(Source records)
┏━━
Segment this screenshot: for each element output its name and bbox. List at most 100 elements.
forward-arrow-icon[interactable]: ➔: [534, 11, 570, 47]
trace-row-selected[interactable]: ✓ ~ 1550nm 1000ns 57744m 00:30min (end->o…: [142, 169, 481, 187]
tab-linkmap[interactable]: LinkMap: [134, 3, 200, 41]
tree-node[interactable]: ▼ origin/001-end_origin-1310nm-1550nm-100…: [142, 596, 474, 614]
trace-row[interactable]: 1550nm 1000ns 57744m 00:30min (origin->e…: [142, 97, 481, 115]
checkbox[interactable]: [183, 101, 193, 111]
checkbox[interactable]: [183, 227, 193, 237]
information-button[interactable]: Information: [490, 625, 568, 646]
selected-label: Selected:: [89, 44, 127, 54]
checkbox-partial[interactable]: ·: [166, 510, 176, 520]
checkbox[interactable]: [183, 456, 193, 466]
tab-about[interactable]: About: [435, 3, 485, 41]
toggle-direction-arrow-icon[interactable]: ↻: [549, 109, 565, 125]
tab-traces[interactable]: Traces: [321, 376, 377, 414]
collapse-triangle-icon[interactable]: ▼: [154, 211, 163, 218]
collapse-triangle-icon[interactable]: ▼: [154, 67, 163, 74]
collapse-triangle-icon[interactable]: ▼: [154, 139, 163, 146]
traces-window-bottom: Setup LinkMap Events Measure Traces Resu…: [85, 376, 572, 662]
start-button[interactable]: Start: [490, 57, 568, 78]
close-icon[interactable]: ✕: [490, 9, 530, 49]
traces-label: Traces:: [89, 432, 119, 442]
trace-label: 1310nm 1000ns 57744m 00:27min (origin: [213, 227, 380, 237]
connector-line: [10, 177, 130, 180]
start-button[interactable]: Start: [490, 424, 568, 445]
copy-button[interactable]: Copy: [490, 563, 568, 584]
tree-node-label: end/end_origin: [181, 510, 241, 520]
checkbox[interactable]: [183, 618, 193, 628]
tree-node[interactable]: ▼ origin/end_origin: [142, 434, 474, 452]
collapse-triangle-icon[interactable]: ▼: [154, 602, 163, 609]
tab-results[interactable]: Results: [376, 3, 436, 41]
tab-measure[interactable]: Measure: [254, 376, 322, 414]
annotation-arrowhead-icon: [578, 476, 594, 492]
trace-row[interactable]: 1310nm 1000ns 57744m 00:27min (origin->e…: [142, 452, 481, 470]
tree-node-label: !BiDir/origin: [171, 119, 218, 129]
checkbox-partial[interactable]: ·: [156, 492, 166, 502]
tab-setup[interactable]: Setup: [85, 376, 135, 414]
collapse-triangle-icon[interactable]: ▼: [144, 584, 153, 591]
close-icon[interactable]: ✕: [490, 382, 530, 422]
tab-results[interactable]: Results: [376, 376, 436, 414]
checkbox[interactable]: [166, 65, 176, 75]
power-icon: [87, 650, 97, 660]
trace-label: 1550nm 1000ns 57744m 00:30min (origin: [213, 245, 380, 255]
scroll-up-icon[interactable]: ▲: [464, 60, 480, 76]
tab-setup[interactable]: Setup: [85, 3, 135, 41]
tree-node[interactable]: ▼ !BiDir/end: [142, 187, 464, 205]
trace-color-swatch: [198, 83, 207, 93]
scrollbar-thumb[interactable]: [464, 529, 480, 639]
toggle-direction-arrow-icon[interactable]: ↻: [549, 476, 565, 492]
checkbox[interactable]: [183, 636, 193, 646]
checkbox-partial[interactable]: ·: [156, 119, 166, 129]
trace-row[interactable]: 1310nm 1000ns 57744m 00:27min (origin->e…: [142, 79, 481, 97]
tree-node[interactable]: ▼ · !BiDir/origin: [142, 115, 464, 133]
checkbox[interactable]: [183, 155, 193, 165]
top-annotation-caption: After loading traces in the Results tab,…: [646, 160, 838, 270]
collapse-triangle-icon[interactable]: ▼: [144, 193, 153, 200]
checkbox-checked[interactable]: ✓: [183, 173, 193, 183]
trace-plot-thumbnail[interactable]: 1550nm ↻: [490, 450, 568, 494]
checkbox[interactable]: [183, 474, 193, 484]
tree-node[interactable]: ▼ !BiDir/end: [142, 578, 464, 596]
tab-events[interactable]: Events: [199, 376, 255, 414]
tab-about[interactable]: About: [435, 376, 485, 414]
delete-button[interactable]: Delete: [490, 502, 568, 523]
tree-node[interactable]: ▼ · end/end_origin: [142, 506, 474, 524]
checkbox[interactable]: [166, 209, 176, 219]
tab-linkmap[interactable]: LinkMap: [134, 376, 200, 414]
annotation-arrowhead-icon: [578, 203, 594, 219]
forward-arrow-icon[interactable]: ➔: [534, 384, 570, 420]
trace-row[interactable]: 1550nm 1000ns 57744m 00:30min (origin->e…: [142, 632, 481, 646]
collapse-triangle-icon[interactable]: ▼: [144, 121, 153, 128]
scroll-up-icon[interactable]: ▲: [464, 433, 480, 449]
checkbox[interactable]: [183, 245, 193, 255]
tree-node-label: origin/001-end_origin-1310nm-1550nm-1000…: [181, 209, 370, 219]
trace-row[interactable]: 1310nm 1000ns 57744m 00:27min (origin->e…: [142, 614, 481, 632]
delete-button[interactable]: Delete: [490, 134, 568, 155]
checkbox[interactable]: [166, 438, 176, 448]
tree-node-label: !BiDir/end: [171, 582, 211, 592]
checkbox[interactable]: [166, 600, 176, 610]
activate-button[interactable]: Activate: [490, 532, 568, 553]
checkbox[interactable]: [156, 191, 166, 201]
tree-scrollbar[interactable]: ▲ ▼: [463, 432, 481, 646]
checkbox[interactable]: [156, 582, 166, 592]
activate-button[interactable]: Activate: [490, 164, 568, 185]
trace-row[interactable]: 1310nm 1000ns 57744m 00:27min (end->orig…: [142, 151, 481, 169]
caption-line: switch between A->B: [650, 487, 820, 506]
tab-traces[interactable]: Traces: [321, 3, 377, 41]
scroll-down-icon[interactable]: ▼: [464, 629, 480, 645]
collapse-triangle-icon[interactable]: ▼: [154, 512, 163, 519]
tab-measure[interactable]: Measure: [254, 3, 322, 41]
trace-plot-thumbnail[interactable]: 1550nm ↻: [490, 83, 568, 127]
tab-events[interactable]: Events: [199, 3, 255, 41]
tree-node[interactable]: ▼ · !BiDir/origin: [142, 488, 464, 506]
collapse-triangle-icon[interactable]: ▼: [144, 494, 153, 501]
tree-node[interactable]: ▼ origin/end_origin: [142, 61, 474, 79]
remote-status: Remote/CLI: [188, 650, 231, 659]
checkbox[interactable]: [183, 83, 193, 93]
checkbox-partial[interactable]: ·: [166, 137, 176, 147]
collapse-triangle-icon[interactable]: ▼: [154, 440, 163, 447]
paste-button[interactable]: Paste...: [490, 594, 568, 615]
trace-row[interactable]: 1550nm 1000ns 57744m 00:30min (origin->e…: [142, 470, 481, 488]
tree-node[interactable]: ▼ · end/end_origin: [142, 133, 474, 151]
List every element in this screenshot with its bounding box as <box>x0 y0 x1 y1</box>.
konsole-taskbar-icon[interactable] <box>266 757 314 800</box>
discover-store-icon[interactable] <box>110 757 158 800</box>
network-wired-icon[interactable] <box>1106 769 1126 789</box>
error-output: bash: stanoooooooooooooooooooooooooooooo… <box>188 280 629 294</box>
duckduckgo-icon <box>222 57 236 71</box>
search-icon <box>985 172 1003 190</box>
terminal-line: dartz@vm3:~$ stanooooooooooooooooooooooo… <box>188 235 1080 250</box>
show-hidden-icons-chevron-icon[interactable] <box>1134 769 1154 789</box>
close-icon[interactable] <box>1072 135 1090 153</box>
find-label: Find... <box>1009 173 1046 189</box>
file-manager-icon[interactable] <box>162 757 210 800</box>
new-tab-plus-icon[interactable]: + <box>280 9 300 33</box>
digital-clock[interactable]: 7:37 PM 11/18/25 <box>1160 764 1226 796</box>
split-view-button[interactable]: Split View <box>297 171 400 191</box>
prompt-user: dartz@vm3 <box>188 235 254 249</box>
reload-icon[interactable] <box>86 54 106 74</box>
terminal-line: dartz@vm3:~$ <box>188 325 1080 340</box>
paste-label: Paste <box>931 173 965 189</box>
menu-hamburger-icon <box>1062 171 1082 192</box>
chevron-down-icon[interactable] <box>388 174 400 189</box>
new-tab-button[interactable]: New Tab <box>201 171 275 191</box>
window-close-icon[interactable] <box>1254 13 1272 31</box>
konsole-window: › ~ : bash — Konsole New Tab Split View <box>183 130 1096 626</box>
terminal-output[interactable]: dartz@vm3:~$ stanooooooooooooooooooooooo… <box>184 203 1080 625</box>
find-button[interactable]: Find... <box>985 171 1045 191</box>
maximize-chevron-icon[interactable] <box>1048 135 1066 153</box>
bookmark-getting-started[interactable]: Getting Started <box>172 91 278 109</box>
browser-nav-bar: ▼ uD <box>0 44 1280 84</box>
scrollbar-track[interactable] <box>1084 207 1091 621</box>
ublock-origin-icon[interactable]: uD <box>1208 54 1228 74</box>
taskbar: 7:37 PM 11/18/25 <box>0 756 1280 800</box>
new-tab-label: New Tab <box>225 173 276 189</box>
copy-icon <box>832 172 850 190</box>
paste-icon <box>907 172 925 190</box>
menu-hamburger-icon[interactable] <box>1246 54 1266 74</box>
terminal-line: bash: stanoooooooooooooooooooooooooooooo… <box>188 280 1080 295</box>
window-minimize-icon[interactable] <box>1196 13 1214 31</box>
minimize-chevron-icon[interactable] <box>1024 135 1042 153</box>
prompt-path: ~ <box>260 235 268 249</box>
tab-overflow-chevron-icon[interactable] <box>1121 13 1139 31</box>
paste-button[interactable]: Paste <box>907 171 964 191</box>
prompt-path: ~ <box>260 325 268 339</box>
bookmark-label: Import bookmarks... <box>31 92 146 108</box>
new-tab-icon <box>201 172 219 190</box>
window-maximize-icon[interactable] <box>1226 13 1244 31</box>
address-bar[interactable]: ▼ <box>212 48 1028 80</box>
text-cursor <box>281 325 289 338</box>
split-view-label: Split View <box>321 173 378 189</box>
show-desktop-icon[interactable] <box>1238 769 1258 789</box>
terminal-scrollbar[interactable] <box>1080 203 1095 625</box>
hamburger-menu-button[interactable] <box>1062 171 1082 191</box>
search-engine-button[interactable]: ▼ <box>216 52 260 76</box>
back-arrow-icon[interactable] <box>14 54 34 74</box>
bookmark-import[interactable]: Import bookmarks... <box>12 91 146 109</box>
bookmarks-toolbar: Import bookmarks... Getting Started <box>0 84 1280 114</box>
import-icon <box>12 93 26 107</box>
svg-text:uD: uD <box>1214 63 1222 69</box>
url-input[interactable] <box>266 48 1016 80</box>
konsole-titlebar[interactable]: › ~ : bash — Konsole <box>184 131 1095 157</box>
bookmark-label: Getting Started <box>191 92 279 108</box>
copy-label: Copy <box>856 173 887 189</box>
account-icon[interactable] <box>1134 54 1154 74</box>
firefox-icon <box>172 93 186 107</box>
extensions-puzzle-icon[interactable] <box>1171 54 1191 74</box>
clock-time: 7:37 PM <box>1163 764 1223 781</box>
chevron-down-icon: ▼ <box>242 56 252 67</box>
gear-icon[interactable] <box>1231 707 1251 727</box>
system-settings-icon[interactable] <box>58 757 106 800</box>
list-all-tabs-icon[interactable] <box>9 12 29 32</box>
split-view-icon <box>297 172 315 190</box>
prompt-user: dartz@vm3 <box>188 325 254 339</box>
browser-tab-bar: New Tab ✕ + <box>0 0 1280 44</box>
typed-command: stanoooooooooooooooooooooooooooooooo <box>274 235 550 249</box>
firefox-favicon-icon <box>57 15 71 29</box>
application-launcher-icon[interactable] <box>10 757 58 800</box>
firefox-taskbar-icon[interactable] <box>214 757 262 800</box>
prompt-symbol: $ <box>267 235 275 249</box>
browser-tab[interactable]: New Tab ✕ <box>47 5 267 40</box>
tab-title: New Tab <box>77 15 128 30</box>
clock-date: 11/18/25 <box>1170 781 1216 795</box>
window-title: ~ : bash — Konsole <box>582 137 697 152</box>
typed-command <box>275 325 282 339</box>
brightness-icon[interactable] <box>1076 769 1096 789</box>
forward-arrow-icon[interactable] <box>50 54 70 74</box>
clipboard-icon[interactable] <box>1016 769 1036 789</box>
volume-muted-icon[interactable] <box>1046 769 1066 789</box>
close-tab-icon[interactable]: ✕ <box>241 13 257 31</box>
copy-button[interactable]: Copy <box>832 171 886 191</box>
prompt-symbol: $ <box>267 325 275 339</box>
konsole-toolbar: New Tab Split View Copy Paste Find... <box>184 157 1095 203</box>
┗━━
WHAT NEEDS TO BE DONE => Return the rows from the start of the source records through the line that contains "checkbox[interactable]: [183, 101, 193, 111]", both ends included, repeating each line as it appears in the source records.

THE COMPLETED TASK =>
Segment this screenshot: for each element output its name and bbox. List at most 100 elements.
forward-arrow-icon[interactable]: ➔: [534, 11, 570, 47]
trace-row-selected[interactable]: ✓ ~ 1550nm 1000ns 57744m 00:30min (end->o…: [142, 169, 481, 187]
tab-linkmap[interactable]: LinkMap: [134, 3, 200, 41]
tree-node[interactable]: ▼ origin/001-end_origin-1310nm-1550nm-100…: [142, 596, 474, 614]
trace-row[interactable]: 1550nm 1000ns 57744m 00:30min (origin->e…: [142, 97, 481, 115]
checkbox[interactable]: [183, 101, 193, 111]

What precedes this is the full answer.